AUFGABE –
Gib aus dem Forenthread zum Programmieren auf Windows Mobile eine Passage wortgetreu wieder: Beginne bei den Worten „## meilon (21.“ und hör nach „was zu schreiben?“ auf.

# Auf Windows Mobile programmieren



## meilon (21. Mai 2005)

Hiho,
ich wollte mir für unterwegs einen günstigen iPaq oder ähnlichen Windows 2002 oder 2003 mobile kaufen. Weil ich auch gerne Programmiere (VB6, PHP, Java fang ich grad an), würd ich gerne das kleine ding nutzten, um auch unterwegs zu Programmieren. 

Das beste wäre es, für das richtige Windows, was VB angeht, zu Programmieren. 
Auch wenn ich nur für den PDA selbst programmieren könnte, könnte ich damit leben.

Kennt jemand irgendwelche IDE's, oder vll auch nur die Compiler, die ich frei (für VB wohl schwierig) für den PDA bekomme um unterwegs was zu schreiben?

mfg


----------



## Christian Fein (21. Mai 2005)

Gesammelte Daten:
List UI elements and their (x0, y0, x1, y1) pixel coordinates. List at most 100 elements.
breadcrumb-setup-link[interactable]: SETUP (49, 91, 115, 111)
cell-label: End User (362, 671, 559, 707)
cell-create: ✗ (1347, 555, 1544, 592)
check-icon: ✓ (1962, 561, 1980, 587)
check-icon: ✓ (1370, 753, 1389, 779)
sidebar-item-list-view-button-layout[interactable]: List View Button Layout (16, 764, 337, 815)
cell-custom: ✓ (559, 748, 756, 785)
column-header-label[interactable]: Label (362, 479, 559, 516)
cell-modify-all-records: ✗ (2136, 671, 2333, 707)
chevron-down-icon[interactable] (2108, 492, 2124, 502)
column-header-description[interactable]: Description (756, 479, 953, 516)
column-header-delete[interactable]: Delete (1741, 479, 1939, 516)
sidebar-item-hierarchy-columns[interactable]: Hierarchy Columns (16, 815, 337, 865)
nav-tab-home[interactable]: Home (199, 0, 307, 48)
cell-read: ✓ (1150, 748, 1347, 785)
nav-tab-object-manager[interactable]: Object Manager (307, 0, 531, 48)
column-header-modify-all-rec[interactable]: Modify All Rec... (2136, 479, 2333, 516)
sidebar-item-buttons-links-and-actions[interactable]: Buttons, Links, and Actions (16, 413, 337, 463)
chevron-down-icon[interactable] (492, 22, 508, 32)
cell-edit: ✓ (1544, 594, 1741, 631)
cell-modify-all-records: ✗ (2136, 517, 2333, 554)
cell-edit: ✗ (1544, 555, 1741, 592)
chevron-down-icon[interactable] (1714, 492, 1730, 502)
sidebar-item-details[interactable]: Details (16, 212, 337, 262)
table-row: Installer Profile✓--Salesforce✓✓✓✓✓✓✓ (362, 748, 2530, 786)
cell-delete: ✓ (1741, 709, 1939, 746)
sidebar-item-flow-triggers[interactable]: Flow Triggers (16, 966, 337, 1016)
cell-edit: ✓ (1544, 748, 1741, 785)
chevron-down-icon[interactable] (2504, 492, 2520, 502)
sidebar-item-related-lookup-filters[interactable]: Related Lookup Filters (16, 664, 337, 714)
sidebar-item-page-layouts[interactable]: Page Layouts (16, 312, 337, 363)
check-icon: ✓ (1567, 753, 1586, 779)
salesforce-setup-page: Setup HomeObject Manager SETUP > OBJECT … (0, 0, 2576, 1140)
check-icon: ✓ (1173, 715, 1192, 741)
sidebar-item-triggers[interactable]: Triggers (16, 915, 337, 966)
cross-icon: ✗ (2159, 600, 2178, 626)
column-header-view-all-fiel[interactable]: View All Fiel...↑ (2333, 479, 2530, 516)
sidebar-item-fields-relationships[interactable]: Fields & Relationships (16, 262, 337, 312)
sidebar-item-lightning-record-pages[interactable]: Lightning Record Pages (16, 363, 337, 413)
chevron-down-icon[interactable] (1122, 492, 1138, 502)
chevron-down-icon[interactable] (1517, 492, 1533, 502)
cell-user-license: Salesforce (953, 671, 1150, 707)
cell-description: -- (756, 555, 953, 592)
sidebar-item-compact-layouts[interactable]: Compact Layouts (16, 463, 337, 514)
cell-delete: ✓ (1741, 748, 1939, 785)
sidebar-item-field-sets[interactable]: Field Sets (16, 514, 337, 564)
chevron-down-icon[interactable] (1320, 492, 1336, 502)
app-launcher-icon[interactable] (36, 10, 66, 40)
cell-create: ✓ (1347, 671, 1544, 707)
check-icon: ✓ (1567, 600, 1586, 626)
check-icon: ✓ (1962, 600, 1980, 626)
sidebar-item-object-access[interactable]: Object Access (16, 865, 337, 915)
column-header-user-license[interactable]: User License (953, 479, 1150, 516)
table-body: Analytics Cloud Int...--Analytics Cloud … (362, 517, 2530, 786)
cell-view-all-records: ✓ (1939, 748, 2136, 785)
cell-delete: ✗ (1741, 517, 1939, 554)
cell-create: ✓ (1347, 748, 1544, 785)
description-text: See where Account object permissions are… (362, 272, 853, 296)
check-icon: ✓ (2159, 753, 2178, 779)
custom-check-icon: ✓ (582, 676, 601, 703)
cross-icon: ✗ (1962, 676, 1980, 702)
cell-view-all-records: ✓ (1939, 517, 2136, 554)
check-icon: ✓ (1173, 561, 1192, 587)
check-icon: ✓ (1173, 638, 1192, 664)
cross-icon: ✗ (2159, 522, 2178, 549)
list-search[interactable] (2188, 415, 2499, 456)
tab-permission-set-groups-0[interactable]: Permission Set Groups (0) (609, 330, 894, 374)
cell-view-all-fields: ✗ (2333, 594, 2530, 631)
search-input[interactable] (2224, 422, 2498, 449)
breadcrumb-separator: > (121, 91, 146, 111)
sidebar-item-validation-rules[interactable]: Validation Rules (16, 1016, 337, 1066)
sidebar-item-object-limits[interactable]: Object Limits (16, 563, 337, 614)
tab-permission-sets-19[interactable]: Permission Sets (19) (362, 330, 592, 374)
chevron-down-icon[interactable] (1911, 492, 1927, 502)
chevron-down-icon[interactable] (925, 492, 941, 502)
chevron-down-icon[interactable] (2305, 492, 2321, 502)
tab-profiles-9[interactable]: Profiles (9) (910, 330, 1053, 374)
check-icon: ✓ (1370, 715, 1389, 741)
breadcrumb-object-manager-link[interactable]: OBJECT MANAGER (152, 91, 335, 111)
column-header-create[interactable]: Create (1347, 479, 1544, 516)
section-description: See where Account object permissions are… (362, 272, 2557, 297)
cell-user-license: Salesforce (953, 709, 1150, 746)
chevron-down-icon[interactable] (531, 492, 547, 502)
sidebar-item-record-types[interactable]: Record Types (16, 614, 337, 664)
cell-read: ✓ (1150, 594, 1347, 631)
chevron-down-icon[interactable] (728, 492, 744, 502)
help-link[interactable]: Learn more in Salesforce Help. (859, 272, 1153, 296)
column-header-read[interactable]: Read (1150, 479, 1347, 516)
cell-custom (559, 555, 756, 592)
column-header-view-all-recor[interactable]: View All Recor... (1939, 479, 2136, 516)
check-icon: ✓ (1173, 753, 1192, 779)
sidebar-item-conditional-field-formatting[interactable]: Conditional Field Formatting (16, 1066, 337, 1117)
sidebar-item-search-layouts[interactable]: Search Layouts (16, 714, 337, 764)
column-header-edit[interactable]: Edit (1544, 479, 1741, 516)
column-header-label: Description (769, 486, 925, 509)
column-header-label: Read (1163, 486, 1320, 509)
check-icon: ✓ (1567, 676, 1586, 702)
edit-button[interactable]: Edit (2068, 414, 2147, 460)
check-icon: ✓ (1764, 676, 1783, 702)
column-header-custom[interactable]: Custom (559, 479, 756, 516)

LÖSUNG –
## meilon (21. Mai 2005)

Hiho,
ich wollte mir für unterwegs einen günstigen iPaq oder ähnlichen Windows 2002 oder 2003 mobile kaufen. Weil ich auch gerne Programmiere (VB6, PHP, Java fang ich grad an), würd ich gerne das kleine ding nutzten, um auch unterwegs zu Programmieren. 

Das beste wäre es, für das richtige Windows, was VB angeht, zu Programmieren. 
Auch wenn ich nur für den PDA selbst programmieren könnte, könnte ich damit leben.

Kennt jemand irgendwelche IDE's, oder vll auch nur die Compiler, die ich frei (für VB wohl schwierig) für den PDA bekomme um unterwegs was zu schreiben?